WHAT TO DO >> Below are some records: retype them all exactly, but not the pictures.

TASK MATERIAL >>
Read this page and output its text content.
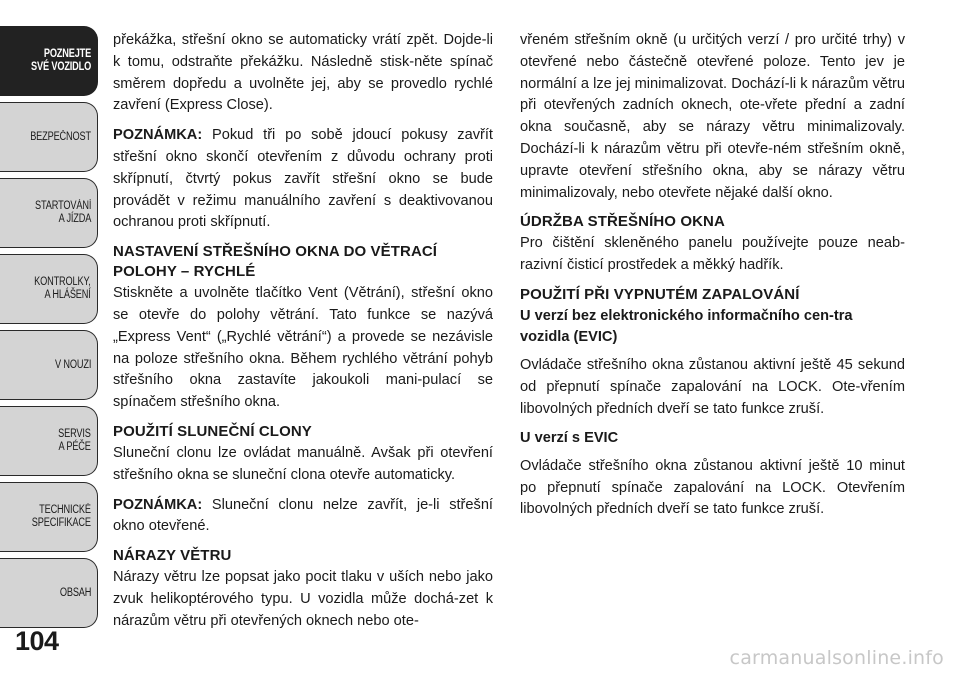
POZNEJTE
SVÉ VOZIDLO
BEZPEČNOST
STARTOVÁNÍ
A JÍZDA
KONTROLKY,
A HLÁŠENÍ
V NOUZI
SERVIS
A PÉČE
TECHNICKÉ
SPECIFIKACE
OBSAH
104

překážka, střešní okno se automaticky vrátí zpět. Dojde-li k tomu, odstraňte překážku. Následně stisk-něte spínač směrem dopředu a uvolněte jej, aby se provedlo rychlé zavření (Express Close).

POZNÁMKA: Pokud tři po sobě jdoucí pokusy zavřít střešní okno skončí otevřením z důvodu ochrany proti skřípnutí, čtvrtý pokus zavřít střešní okno se bude provádět v režimu manuálního zavření s deaktivovanou ochranou proti skřípnutí.

NASTAVENÍ STŘEŠNÍHO OKNA DO VĚTRACÍ POLOHY – RYCHLÉ

Stiskněte a uvolněte tlačítko Vent (Větrání), střešní okno se otevře do polohy větrání. Tato funkce se nazývá „Express Vent“ („Rychlé větrání“) a provede se nezávisle na poloze střešního okna. Během rychlého větrání pohyb střešního okna zastavíte jakoukoli mani-pulací se spínačem střešního okna.

POUŽITÍ SLUNEČNÍ CLONY

Sluneční clonu lze ovládat manuálně. Avšak při otevření střešního okna se sluneční clona otevře automaticky.

POZNÁMKA: Sluneční clonu nelze zavřít, je-li střešní okno otevřené.

NÁRAZY VĚTRU

Nárazy větru lze popsat jako pocit tlaku v uších nebo jako zvuk helikoptérového typu. U vozidla může dochá-zet k nárazům větru při otevřených oknech nebo ote-

vřeném střešním okně (u určitých verzí / pro určité trhy) v otevřené nebo částečně otevřené poloze. Tento jev je normální a lze jej minimalizovat. Dochází-li k nárazům větru při otevřených zadních oknech, ote-vřete přední a zadní okna současně, aby se nárazy větru minimalizovaly. Dochází-li k nárazům větru při otevře-ném střešním okně, upravte otevření střešního okna, aby se nárazy větru minimalizovaly, nebo otevřete nějaké další okno.

ÚDRŽBA STŘEŠNÍHO OKNA

Pro čištění skleněného panelu používejte pouze neab-razivní čisticí prostředek a měkký hadřík.

POUŽITÍ PŘI VYPNUTÉM ZAPALOVÁNÍ
U verzí bez elektronického informačního cen-tra vozidla (EVIC)

Ovládače střešního okna zůstanou aktivní ještě 45 sekund od přepnutí spínače zapalování na LOCK. Ote-vřením libovolných předních dveří se tato funkce zruší.

U verzí s EVIC

Ovládače střešního okna zůstanou aktivní ještě 10 minut po přepnutí spínače zapalování na LOCK. Otevřením libovolných předních dveří se tato funkce zruší.

carmanualsonline.info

RESPONSE TO THIS TASK >>
Read this page and output its text content.
POZNEJTE
SVÉ VOZIDLO
BEZPEČNOST
STARTOVÁNÍ
A JÍZDA
KONTROLKY,
A HLÁŠENÍ
V NOUZI
SERVIS
A PÉČE
TECHNICKÉ
SPECIFIKACE
OBSAH
104

překážka, střešní okno se automaticky vrátí zpět. Dojde-li k tomu, odstraňte překážku. Následně stisk-něte spínač směrem dopředu a uvolněte jej, aby se provedlo rychlé zavření (Express Close).

POZNÁMKA: Pokud tři po sobě jdoucí pokusy zavřít střešní okno skončí otevřením z důvodu ochrany proti skřípnutí, čtvrtý pokus zavřít střešní okno se bude provádět v režimu manuálního zavření s deaktivovanou ochranou proti skřípnutí.

NASTAVENÍ STŘEŠNÍHO OKNA DO VĚTRACÍ POLOHY – RYCHLÉ

Stiskněte a uvolněte tlačítko Vent (Větrání), střešní okno se otevře do polohy větrání. Tato funkce se nazývá „Express Vent“ („Rychlé větrání“) a provede se nezávisle na poloze střešního okna. Během rychlého větrání pohyb střešního okna zastavíte jakoukoli mani-pulací se spínačem střešního okna.

POUŽITÍ SLUNEČNÍ CLONY

Sluneční clonu lze ovládat manuálně. Avšak při otevření střešního okna se sluneční clona otevře automaticky.

POZNÁMKA: Sluneční clonu nelze zavřít, je-li střešní okno otevřené.

NÁRAZY VĚTRU

Nárazy větru lze popsat jako pocit tlaku v uších nebo jako zvuk helikoptérového typu. U vozidla může dochá-zet k nárazům větru při otevřených oknech nebo ote-

vřeném střešním okně (u určitých verzí / pro určité trhy) v otevřené nebo částečně otevřené poloze. Tento jev je normální a lze jej minimalizovat. Dochází-li k nárazům větru při otevřených zadních oknech, ote-vřete přední a zadní okna současně, aby se nárazy větru minimalizovaly. Dochází-li k nárazům větru při otevře-ném střešním okně, upravte otevření střešního okna, aby se nárazy větru minimalizovaly, nebo otevřete nějaké další okno.

ÚDRŽBA STŘEŠNÍHO OKNA

Pro čištění skleněného panelu používejte pouze neab-razivní čisticí prostředek a měkký hadřík.

POUŽITÍ PŘI VYPNUTÉM ZAPALOVÁNÍ
U verzí bez elektronického informačního cen-tra vozidla (EVIC)

Ovládače střešního okna zůstanou aktivní ještě 45 sekund od přepnutí spínače zapalování na LOCK. Ote-vřením libovolných předních dveří se tato funkce zruší.

U verzí s EVIC

Ovládače střešního okna zůstanou aktivní ještě 10 minut po přepnutí spínače zapalování na LOCK. Otevřením libovolných předních dveří se tato funkce zruší.

carmanualsonline.info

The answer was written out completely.